* THE EXERCISE
Extract the data exactly, missing nothing.

begin

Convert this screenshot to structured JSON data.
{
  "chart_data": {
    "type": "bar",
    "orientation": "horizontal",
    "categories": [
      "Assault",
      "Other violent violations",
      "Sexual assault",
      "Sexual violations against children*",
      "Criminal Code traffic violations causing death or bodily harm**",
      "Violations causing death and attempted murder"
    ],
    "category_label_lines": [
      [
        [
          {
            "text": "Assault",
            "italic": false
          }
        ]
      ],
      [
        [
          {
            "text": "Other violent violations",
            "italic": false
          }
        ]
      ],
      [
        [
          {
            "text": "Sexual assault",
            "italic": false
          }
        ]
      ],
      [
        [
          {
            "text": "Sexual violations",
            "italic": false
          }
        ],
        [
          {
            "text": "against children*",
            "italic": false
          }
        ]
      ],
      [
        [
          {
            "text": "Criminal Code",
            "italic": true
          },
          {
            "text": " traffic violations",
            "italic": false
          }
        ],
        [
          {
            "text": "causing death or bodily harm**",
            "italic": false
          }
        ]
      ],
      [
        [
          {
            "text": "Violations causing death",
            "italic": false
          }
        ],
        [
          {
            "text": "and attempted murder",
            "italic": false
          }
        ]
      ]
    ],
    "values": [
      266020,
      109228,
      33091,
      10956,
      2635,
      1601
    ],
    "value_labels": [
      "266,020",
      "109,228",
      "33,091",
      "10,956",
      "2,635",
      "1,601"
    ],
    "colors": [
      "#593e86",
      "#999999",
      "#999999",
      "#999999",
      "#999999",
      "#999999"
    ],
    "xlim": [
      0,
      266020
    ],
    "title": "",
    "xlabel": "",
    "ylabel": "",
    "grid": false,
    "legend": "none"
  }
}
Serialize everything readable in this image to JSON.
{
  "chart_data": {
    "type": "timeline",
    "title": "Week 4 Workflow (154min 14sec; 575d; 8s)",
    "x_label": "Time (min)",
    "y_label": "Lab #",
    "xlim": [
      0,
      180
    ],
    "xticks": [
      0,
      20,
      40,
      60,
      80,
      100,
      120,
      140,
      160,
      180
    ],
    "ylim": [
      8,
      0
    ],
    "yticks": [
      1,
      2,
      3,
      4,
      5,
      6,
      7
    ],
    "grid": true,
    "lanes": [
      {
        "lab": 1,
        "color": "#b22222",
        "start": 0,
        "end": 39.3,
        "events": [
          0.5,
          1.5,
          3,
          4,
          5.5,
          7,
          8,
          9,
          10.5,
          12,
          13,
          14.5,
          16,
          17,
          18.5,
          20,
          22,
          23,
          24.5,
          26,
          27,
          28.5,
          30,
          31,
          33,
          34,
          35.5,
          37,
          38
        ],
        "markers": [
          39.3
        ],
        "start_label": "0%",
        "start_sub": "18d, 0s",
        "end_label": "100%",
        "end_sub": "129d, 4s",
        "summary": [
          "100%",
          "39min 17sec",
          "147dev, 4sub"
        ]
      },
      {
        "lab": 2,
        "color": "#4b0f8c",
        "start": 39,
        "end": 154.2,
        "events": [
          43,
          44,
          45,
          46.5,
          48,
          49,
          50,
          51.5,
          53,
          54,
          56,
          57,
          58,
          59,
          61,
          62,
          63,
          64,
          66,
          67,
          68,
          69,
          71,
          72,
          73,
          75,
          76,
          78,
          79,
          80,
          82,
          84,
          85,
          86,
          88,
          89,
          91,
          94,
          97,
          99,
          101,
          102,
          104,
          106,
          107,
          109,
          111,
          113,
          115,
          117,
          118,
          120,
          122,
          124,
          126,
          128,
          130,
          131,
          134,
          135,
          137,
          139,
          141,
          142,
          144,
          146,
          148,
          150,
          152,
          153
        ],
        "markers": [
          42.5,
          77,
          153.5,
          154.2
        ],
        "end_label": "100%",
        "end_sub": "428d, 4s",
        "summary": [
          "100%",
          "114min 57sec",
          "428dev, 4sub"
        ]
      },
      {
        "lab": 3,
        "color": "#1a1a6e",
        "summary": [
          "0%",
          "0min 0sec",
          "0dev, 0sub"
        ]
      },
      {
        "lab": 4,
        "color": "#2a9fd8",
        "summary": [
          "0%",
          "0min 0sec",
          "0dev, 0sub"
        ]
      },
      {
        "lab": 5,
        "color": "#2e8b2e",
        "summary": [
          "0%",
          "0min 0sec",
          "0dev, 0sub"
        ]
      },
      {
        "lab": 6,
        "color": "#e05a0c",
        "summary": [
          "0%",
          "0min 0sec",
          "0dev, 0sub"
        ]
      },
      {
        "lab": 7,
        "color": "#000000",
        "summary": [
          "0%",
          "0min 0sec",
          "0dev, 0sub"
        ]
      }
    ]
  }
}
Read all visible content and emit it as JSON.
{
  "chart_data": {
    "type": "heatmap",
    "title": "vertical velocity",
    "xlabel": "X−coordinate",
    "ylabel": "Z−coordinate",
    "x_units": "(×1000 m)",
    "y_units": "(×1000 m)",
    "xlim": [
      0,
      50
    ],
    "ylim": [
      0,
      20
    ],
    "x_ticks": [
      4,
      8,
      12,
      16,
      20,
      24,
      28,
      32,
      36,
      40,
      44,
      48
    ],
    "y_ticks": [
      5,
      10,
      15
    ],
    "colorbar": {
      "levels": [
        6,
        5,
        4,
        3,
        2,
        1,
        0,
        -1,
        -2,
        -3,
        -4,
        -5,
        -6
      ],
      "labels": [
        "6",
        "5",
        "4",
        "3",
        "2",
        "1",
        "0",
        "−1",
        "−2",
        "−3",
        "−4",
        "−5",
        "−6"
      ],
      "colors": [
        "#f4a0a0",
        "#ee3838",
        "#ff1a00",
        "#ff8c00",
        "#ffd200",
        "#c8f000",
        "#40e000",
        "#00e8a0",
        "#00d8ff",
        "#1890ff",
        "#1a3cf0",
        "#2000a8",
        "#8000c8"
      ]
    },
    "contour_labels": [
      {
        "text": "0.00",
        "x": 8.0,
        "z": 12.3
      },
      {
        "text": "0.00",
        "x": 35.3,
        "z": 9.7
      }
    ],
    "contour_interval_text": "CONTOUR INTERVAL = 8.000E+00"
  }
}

end

* EXERCISE ANSWER
Convert this screenshot to structured JSON data.
{
  "chart_data": {
    "type": "bar",
    "orientation": "horizontal",
    "categories": [
      "Assault",
      "Other violent violations",
      "Sexual assault",
      "Sexual violations against children*",
      "Criminal Code traffic violations causing death or bodily harm**",
      "Violations causing death and attempted murder"
    ],
    "category_label_lines": [
      [
        [
          {
            "text": "Assault",
            "italic": false
          }
        ]
      ],
      [
        [
          {
            "text": "Other violent violations",
            "italic": false
          }
        ]
      ],
      [
        [
          {
            "text": "Sexual assault",
            "italic": false
          }
        ]
      ],
      [
        [
          {
            "text": "Sexual violations",
            "italic": false
          }
        ],
        [
          {
            "text": "against children*",
            "italic": false
          }
        ]
      ],
      [
        [
          {
            "text": "Criminal Code",
            "italic": true
          },
          {
            "text": " traffic violations",
            "italic": false
          }
        ],
        [
          {
            "text": "causing death or bodily harm**",
            "italic": false
          }
        ]
      ],
      [
        [
          {
            "text": "Violations causing death",
            "italic": false
          }
        ],
        [
          {
            "text": "and attempted murder",
            "italic": false
          }
        ]
      ]
    ],
    "values": [
      266020,
      109228,
      33091,
      10956,
      2635,
      1601
    ],
    "value_labels": [
      "266,020",
      "109,228",
      "33,091",
      "10,956",
      "2,635",
      "1,601"
    ],
    "colors": [
      "#593e86",
      "#999999",
      "#999999",
      "#999999",
      "#999999",
      "#999999"
    ],
    "xlim": [
      0,
      266020
    ],
    "title": "",
    "xlabel": "",
    "ylabel": "",
    "grid": false,
    "legend": "none"
  }
}
Serialize everything readable in this image to JSON.
{
  "chart_data": {
    "type": "timeline",
    "title": "Week 4 Workflow (154min 14sec; 575d; 8s)",
    "x_label": "Time (min)",
    "y_label": "Lab #",
    "xlim": [
      0,
      180
    ],
    "xticks": [
      0,
      20,
      40,
      60,
      80,
      100,
      120,
      140,
      160,
      180
    ],
    "ylim": [
      8,
      0
    ],
    "yticks": [
      1,
      2,
      3,
      4,
      5,
      6,
      7
    ],
    "grid": true,
    "lanes": [
      {
        "lab": 1,
        "color": "#b22222",
        "start": 0,
        "end": 39.3,
        "events": [
          0.5,
          1.5,
          3,
          4,
          5.5,
          7,
          8,
          9,
          10.5,
          12,
          13,
          14.5,
          16,
          17,
          18.5,
          20,
          22,
          23,
          24.5,
          26,
          27,
          28.5,
          30,
          31,
          33,
          34,
          35.5,
          37,
          38
        ],
        "markers": [
          39.3
        ],
        "start_label": "0%",
        "start_sub": "18d, 0s",
        "end_label": "100%",
        "end_sub": "129d, 4s",
        "summary": [
          "100%",
          "39min 17sec",
          "147dev, 4sub"
        ]
      },
      {
        "lab": 2,
        "color": "#4b0f8c",
        "start": 39,
        "end": 154.2,
        "events": [
          43,
          44,
          45,
          46.5,
          48,
          49,
          50,
          51.5,
          53,
          54,
          56,
          57,
          58,
          59,
          61,
          62,
          63,
          64,
          66,
          67,
          68,
          69,
          71,
          72,
          73,
          75,
          76,
          78,
          79,
          80,
          82,
          84,
          85,
          86,
          88,
          89,
          91,
          94,
          97,
          99,
          101,
          102,
          104,
          106,
          107,
          109,
          111,
          113,
          115,
          117,
          118,
          120,
          122,
          124,
          126,
          128,
          130,
          131,
          134,
          135,
          137,
          139,
          141,
          142,
          144,
          146,
          148,
          150,
          152,
          153
        ],
        "markers": [
          42.5,
          77,
          153.5,
          154.2
        ],
        "end_label": "100%",
        "end_sub": "428d, 4s",
        "summary": [
          "100%",
          "114min 57sec",
          "428dev, 4sub"
        ]
      },
      {
        "lab": 3,
        "color": "#1a1a6e",
        "summary": [
          "0%",
          "0min 0sec",
          "0dev, 0sub"
        ]
      },
      {
        "lab": 4,
        "color": "#2a9fd8",
        "summary": [
          "0%",
          "0min 0sec",
          "0dev, 0sub"
        ]
      },
      {
        "lab": 5,
        "color": "#2e8b2e",
        "summary": [
          "0%",
          "0min 0sec",
          "0dev, 0sub"
        ]
      },
      {
        "lab": 6,
        "color": "#e05a0c",
        "summary": [
          "0%",
          "0min 0sec",
          "0dev, 0sub"
        ]
      },
      {
        "lab": 7,
        "color": "#000000",
        "summary": [
          "0%",
          "0min 0sec",
          "0dev, 0sub"
        ]
      }
    ]
  }
}
Read all visible content and emit it as JSON.
{
  "chart_data": {
    "type": "heatmap",
    "title": "vertical velocity",
    "xlabel": "X−coordinate",
    "ylabel": "Z−coordinate",
    "x_units": "(×1000 m)",
    "y_units": "(×1000 m)",
    "xlim": [
      0,
      50
    ],
    "ylim": [
      0,
      20
    ],
    "x_ticks": [
      4,
      8,
      12,
      16,
      20,
      24,
      28,
      32,
      36,
      40,
      44,
      48
    ],
    "y_ticks": [
      5,
      10,
      15
    ],
    "colorbar": {
      "levels": [
        6,
        5,
        4,
        3,
        2,
        1,
        0,
        -1,
        -2,
        -3,
        -4,
        -5,
        -6
      ],
      "labels": [
        "6",
        "5",
        "4",
        "3",
        "2",
        "1",
        "0",
        "−1",
        "−2",
        "−3",
        "−4",
        "−5",
        "−6"
      ],
      "colors": [
        "#f4a0a0",
        "#ee3838",
        "#ff1a00",
        "#ff8c00",
        "#ffd200",
        "#c8f000",
        "#40e000",
        "#00e8a0",
        "#00d8ff",
        "#1890ff",
        "#1a3cf0",
        "#2000a8",
        "#8000c8"
      ]
    },
    "contour_labels": [
      {
        "text": "0.00",
        "x": 8.0,
        "z": 12.3
      },
      {
        "text": "0.00",
        "x": 35.3,
        "z": 9.7
      }
    ],
    "contour_interval_text": "CONTOUR INTERVAL = 8.000E+00"
  }
}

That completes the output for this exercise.